__Stated goal__: Quote the data line for line, starting at the line that contains "item-text: byl zvolen" and stopping after the line that contains "item-emphasis: prodán. (1196, 1267, 1362, 1308)".

------------------------------------------------------------------------

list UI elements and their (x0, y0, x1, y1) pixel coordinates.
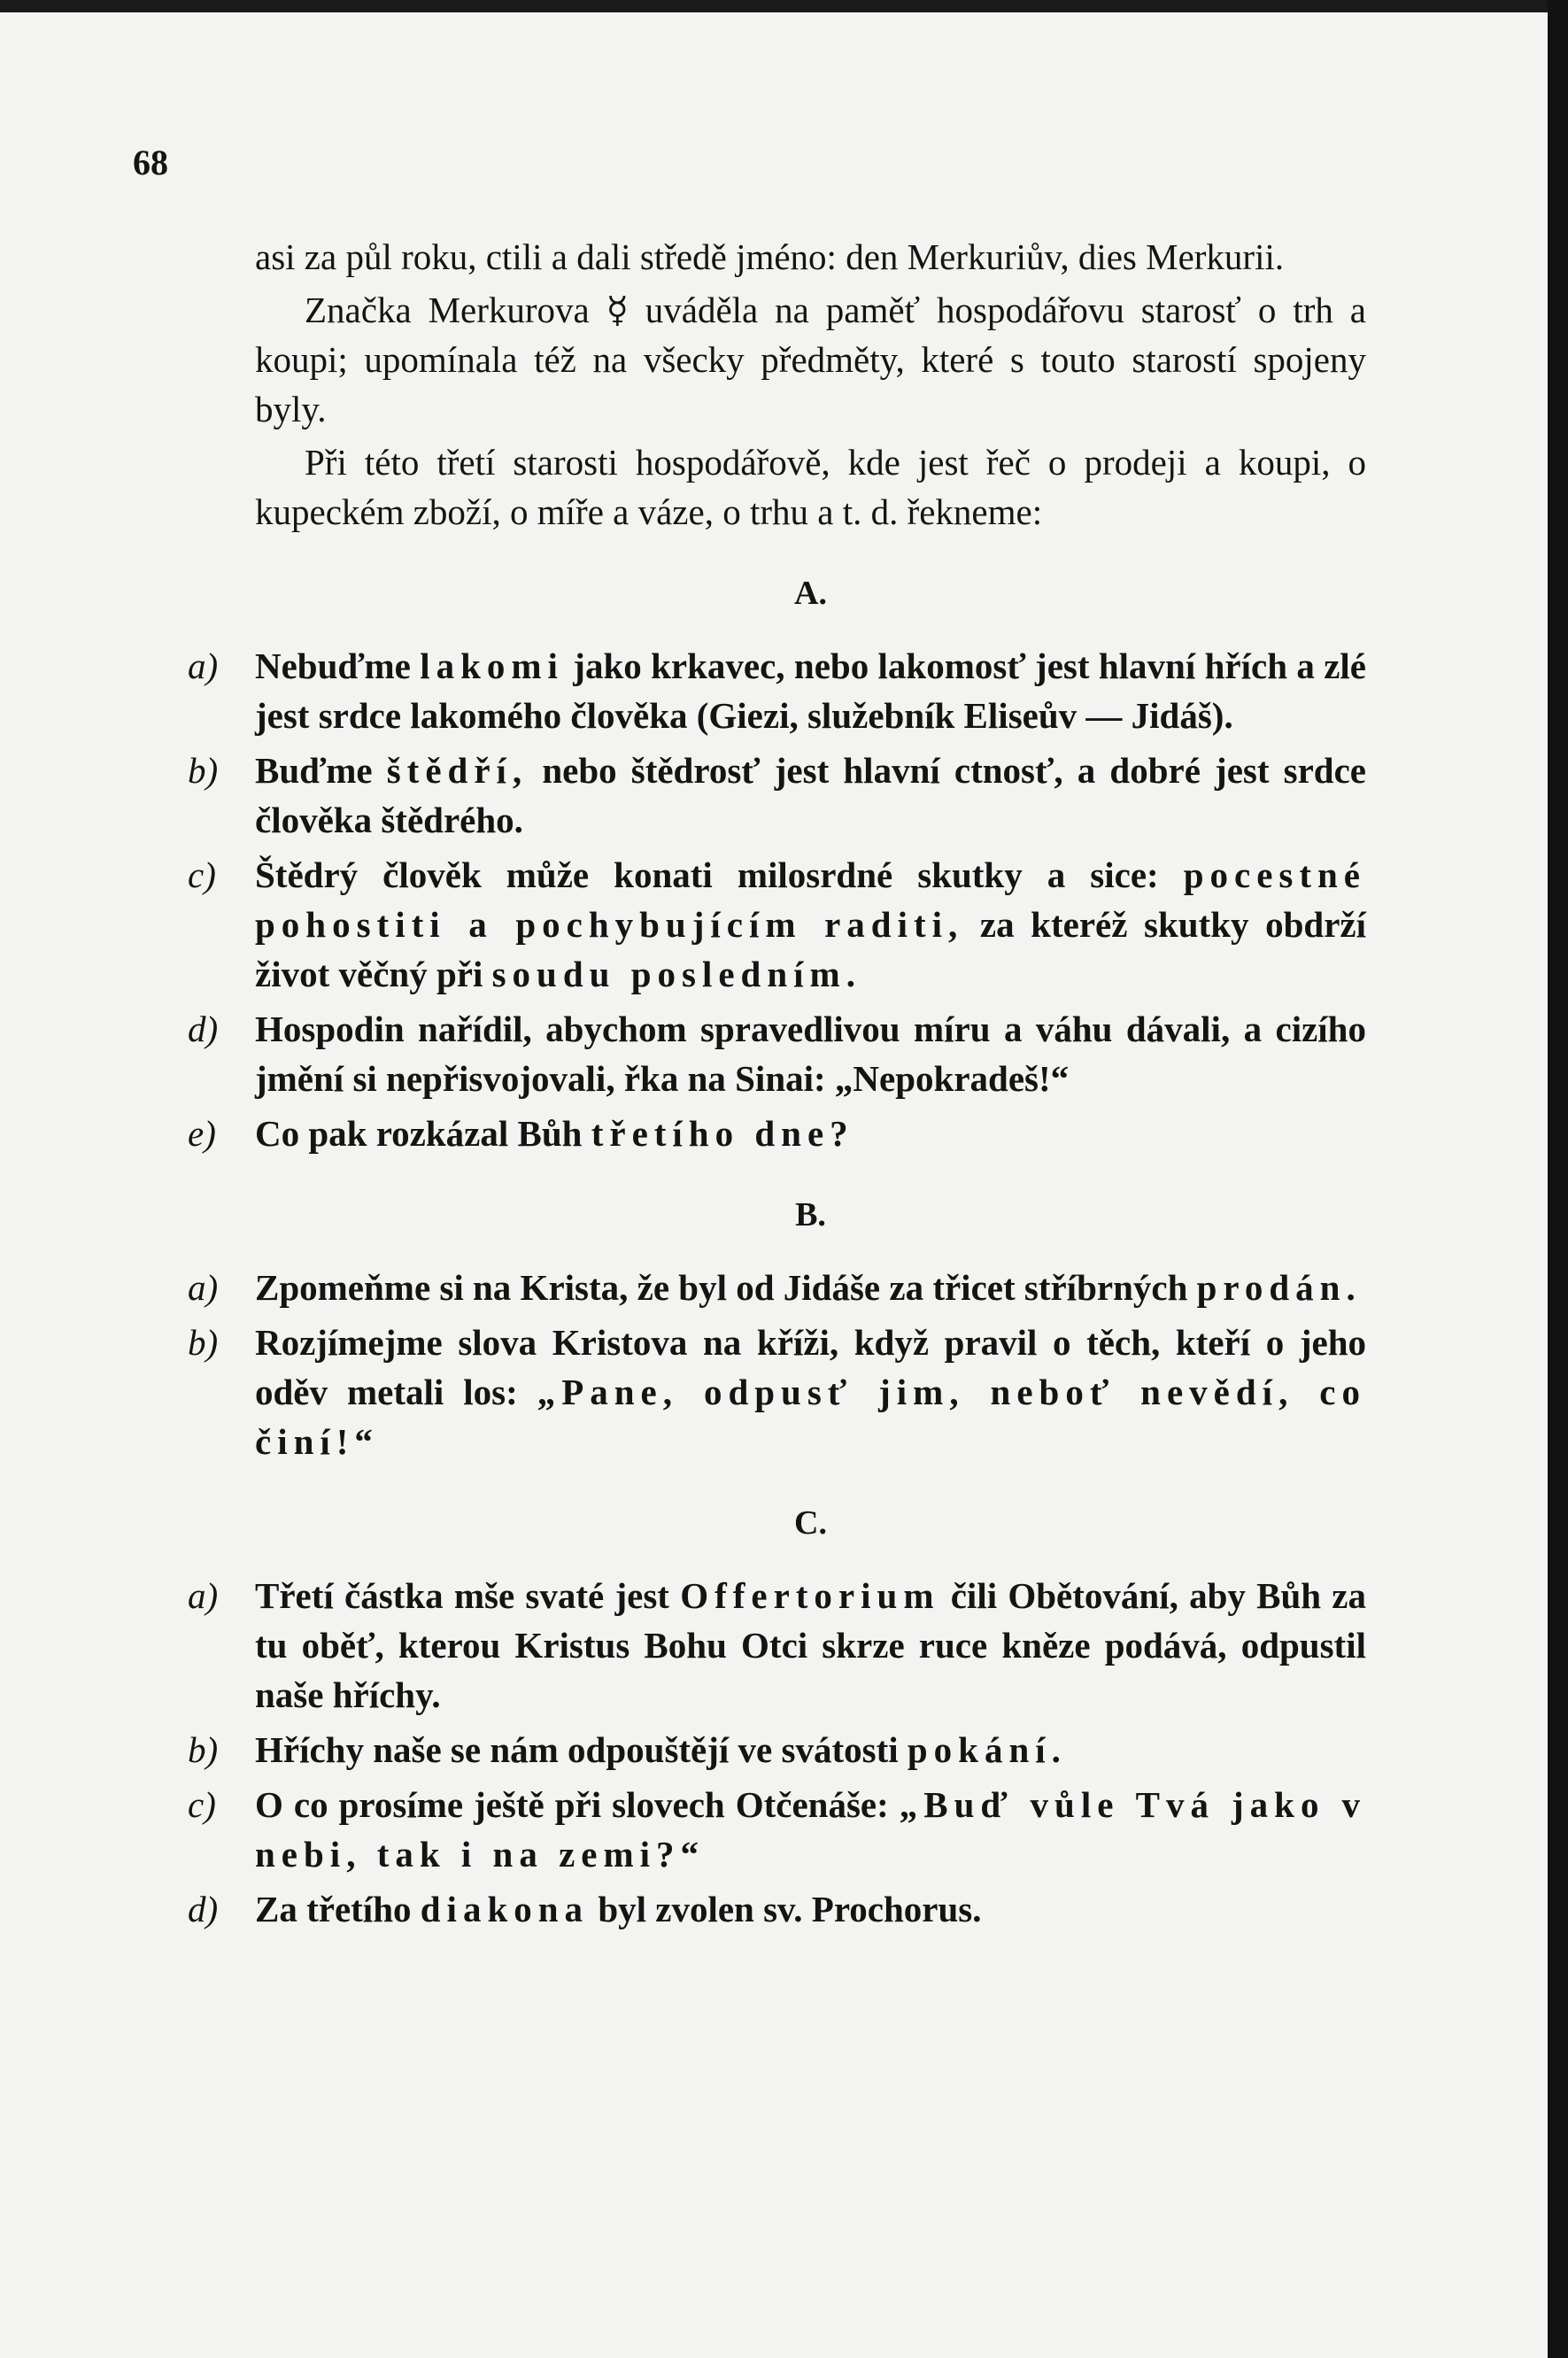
item-text: byl zvolen sv. Prochorus. (589, 1889, 982, 1929)
scan-edge (1548, 0, 1568, 2358)
section-c-item-a (188, 1571, 1367, 1720)
section-c-item-c (188, 1780, 1366, 1879)
page-number: 68 (133, 143, 168, 182)
intro-paragraph-1: asi za půl roku, ctili a dali středě jméno: den Merkuriův, dies Merkurii. (255, 236, 1285, 277)
item-emphasis: diakona (420, 1889, 590, 1929)
item-marker: c) (188, 1784, 216, 1825)
item-emphasis: Offertorium (680, 1575, 940, 1616)
item-text: Třetí částka mše svaté jest (255, 1575, 681, 1616)
item-text: Nebuďme (255, 646, 421, 686)
item-text: Štědrý člověk může konati milosrdné skutky a sice: (255, 854, 1184, 895)
item-emphasis: prodán. (1196, 1267, 1362, 1308)
item-emphasis: soudu posledním. (491, 954, 861, 994)
item-text: za kteréž skutky obdrží život věčný při (255, 904, 1366, 994)
item-marker: b) (188, 750, 219, 791)
item-text: čili Obětování, aby Bůh za tu oběť, kterou Kristus Bohu Otci skrze ruce kněze podává, odpustil naše hříchy. (255, 1575, 1367, 1715)
section-b-item-b (188, 1318, 1366, 1466)
section-c-heading: C. (794, 1504, 827, 1542)
item-text: Buďme (255, 750, 387, 791)
section-a-item-b (188, 746, 1366, 845)
item-marker: a) (188, 1267, 219, 1308)
section-a-item-c (188, 850, 1366, 999)
item-marker: d) (188, 1889, 219, 1929)
section-c-item-b (188, 1725, 1366, 1774)
section-b-item-a (188, 1263, 1366, 1312)
item-emphasis: štědří, (386, 750, 529, 791)
item-text: O co prosíme ještě při slovech Otčenáše: (255, 1784, 900, 1825)
page-body (188, 232, 1367, 1939)
item-marker: d) (188, 1009, 219, 1049)
item-emphasis: pokání. (907, 1729, 1067, 1770)
item-emphasis: lakomi (420, 646, 564, 686)
item-text: Hospodin nařídil, abychom spravedlivou míru a váhu dávali, a cizího jmění si nepřisvojovali, řka na Sinai: „Nepokradeš!“ (255, 1009, 1366, 1099)
item-emphasis: „Pane, odpusť jim, neboť nevědí, co činí!“ (255, 1372, 1366, 1462)
section-a-item-e (188, 1109, 1366, 1158)
item-emphasis: „Buď vůle Tvá jako v nebi, tak i na zemi?“ (255, 1784, 1366, 1875)
item-text: Co pak rozkázal Bůh (255, 1113, 591, 1154)
item-marker: e) (188, 1113, 216, 1154)
section-c-item-d (188, 1884, 1366, 1934)
item-marker: b) (188, 1322, 219, 1363)
item-text: nebo štědrosť jest hlavní ctnosť, a dobré jest srdce člověka štědrého. (255, 750, 1366, 840)
item-marker: c) (188, 854, 216, 895)
intro-paragraph-2: Značka Merkurova ☿ uváděla na paměť hospodářovu starosť o trh a koupi; upomínala též na všecky předměty, které s touto starostí spojeny byly. (255, 290, 1366, 429)
item-emphasis: třetího dne? (591, 1113, 854, 1154)
item-text: Zpomeňme si na Krista, že byl od Jidáše za třicet stříbrných (255, 1267, 1197, 1308)
item-marker: a) (188, 646, 219, 686)
section-a-heading: A. (794, 575, 827, 612)
item-marker: b) (188, 1729, 219, 1770)
item-emphasis: pocestné pohostiti a pochybujícím raditi, (255, 854, 1366, 945)
intro-paragraph-3: Při této třetí starosti hospodářově, kde jest řeč o prodeji a koupi, o kupeckém zboží, o míře a váze, o trhu a t. d. řekneme: (255, 442, 1366, 532)
item-text: jako krkavec, nebo lakomosť jest hlavní hřích a zlé jest srdce lakomého člověka (Giezi, služebník Eliseův — Jidáš). (255, 646, 1366, 736)
section-a-item-a (188, 641, 1366, 740)
item-marker: a) (188, 1575, 219, 1616)
item-text: Rozjímejme slova Kristova na kříži, když pravil o těch, kteří o jeho oděv metali los: (255, 1322, 1366, 1412)
item-text: Za třetího (255, 1889, 421, 1929)
section-b-heading: B. (795, 1196, 826, 1233)
item-text: Hříchy naše se nám odpouštějí ve svátosti (255, 1729, 908, 1770)
book-page (0, 12, 1548, 2358)
section-a-item-d (188, 1004, 1366, 1103)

------------------------------------------------------------------------

__Answer to the task__:
item-text: byl zvolen sv. Prochorus. (589, 1889, 982, 1929)
scan-edge (1548, 0, 1568, 2358)
section-c-item-a (188, 1571, 1367, 1720)
section-c-item-c (188, 1780, 1366, 1879)
page-number: 68 (133, 143, 168, 182)
intro-paragraph-1: asi za půl roku, ctili a dali středě jméno: den Merkuriův, dies Merkurii. (255, 236, 1285, 277)
item-emphasis: diakona (420, 1889, 590, 1929)
item-marker: c) (188, 1784, 216, 1825)
item-emphasis: Offertorium (680, 1575, 940, 1616)
item-text: Třetí částka mše svaté jest (255, 1575, 681, 1616)
item-text: Nebuďme (255, 646, 421, 686)
item-text: Štědrý člověk může konati milosrdné skutky a sice: (255, 854, 1184, 895)
item-emphasis: prodán. (1196, 1267, 1362, 1308)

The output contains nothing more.